# Stated task:
Search the data below for the word "nhấp" and copy each line that holds it.

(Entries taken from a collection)
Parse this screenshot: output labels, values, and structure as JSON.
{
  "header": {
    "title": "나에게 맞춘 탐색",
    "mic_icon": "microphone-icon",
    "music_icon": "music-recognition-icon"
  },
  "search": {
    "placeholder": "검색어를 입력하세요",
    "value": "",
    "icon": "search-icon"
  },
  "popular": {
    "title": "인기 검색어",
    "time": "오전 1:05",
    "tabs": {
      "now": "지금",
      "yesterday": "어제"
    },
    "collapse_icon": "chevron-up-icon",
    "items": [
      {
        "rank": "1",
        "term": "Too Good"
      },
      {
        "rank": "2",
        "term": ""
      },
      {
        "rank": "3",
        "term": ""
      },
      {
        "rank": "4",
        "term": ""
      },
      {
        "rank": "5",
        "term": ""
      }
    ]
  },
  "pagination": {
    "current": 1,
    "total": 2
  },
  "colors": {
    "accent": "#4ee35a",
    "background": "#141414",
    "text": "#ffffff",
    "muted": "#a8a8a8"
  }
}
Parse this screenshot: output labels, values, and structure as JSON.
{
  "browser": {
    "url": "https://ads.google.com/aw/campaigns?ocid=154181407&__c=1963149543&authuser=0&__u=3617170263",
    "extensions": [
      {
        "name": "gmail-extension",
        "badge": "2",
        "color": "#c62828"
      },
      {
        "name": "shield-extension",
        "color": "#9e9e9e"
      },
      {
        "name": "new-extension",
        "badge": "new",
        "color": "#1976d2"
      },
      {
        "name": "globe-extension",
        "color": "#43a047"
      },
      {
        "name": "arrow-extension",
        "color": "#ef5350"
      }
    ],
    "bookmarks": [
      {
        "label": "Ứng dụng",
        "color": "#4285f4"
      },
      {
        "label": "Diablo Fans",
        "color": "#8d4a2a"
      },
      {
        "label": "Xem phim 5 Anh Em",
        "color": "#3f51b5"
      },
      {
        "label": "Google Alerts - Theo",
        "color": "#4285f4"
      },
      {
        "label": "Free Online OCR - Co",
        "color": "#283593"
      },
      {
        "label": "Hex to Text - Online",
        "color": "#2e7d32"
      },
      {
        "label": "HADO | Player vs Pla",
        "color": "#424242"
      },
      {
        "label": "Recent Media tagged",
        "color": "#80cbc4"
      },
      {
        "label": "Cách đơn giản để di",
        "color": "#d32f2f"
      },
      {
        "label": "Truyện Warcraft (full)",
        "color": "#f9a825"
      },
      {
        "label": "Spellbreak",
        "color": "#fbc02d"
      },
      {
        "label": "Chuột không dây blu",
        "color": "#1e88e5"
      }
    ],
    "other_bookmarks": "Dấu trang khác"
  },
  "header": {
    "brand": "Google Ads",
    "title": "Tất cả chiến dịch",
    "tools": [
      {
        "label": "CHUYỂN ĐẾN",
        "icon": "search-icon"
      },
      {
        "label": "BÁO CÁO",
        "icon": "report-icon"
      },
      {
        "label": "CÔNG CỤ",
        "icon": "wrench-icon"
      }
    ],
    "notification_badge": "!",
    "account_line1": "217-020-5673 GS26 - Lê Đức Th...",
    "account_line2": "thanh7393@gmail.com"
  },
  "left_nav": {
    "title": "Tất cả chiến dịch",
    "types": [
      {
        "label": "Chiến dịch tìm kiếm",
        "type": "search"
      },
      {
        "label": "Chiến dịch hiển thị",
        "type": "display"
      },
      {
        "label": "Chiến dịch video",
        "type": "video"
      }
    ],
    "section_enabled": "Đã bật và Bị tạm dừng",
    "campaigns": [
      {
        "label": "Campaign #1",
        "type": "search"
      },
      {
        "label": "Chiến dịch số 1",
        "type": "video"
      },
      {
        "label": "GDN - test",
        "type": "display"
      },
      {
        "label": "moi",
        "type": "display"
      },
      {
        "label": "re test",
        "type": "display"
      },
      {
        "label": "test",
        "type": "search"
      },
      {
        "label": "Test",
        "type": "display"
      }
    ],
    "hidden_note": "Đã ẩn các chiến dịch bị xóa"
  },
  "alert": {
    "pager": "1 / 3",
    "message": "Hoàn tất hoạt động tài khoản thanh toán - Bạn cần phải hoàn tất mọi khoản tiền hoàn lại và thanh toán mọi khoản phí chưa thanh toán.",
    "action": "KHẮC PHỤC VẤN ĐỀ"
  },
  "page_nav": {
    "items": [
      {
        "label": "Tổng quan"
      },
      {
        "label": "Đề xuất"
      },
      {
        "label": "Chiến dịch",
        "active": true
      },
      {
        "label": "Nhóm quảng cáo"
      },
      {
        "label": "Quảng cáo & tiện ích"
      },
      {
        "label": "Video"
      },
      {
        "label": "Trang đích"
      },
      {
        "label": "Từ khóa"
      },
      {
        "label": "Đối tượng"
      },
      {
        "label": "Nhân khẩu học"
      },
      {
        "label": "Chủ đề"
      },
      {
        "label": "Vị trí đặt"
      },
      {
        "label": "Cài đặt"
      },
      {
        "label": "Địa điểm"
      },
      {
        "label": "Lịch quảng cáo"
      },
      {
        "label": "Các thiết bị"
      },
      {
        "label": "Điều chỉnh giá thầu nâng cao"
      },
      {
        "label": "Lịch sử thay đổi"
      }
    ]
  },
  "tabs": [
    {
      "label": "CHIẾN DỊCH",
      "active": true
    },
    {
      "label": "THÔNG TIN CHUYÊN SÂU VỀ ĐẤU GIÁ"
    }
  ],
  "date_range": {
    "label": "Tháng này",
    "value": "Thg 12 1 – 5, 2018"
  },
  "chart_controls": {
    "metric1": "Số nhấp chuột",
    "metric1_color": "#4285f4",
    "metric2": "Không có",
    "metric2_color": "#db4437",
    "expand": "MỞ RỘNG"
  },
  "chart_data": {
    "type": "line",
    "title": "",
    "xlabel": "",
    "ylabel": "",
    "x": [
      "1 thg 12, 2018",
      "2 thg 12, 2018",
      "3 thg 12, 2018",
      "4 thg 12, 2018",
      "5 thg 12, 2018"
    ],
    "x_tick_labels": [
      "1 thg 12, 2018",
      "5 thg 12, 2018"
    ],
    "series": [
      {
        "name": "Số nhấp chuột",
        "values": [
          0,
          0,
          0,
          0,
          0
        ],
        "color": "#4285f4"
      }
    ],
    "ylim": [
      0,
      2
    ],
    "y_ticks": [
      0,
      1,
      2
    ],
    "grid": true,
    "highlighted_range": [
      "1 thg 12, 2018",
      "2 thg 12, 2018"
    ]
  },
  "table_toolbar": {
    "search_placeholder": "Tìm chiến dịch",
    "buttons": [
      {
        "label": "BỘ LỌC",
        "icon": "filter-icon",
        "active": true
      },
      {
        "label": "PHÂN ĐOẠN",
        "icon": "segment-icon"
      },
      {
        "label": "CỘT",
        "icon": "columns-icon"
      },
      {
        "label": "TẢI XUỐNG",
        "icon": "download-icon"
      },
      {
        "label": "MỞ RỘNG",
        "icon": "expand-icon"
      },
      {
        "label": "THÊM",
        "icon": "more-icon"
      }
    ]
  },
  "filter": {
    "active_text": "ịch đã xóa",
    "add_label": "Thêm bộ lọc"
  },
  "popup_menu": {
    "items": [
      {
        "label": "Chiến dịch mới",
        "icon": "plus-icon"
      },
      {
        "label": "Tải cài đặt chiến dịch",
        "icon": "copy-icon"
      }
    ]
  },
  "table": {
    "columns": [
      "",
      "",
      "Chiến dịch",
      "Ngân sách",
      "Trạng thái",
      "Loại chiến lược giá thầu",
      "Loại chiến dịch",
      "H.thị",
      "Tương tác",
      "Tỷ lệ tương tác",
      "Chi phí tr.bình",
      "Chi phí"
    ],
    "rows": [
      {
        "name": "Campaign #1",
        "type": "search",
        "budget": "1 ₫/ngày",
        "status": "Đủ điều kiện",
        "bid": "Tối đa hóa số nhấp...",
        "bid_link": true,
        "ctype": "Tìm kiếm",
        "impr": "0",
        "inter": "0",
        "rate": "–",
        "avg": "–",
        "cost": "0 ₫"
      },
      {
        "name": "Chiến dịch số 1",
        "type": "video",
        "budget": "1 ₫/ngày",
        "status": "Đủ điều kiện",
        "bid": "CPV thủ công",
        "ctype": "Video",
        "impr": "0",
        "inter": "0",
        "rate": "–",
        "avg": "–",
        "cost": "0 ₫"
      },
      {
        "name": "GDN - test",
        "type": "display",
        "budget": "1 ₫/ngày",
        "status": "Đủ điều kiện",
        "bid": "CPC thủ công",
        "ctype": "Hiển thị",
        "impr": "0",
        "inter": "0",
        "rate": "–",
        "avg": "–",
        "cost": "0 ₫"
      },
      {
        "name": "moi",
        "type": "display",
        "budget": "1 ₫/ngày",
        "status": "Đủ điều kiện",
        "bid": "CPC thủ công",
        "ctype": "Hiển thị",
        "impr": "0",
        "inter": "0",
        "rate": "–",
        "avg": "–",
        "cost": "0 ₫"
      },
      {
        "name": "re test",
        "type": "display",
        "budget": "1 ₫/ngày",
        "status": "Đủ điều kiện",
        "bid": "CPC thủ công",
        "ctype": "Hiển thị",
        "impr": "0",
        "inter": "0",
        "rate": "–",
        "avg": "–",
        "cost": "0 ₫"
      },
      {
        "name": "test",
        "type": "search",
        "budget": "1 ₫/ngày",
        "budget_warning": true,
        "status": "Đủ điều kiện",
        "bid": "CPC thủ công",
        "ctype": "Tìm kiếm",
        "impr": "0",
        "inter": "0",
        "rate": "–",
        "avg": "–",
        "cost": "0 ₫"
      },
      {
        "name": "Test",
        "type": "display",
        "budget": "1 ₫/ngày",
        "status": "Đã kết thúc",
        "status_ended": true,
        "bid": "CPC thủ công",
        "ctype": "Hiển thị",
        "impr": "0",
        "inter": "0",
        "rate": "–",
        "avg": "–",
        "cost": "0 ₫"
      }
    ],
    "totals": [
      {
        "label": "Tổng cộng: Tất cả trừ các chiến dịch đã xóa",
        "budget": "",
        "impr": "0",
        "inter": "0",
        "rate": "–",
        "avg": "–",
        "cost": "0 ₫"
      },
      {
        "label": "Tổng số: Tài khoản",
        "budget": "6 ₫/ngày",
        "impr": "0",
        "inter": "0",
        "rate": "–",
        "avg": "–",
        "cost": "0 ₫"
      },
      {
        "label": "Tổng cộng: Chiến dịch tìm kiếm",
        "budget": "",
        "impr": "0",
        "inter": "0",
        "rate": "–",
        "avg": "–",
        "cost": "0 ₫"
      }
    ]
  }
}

# Exercise answer:
    "metric1": "Số nhấp chuột",
        "name": "Số nhấp chuột",
        "bid": "Tối đa hóa số nhấp...",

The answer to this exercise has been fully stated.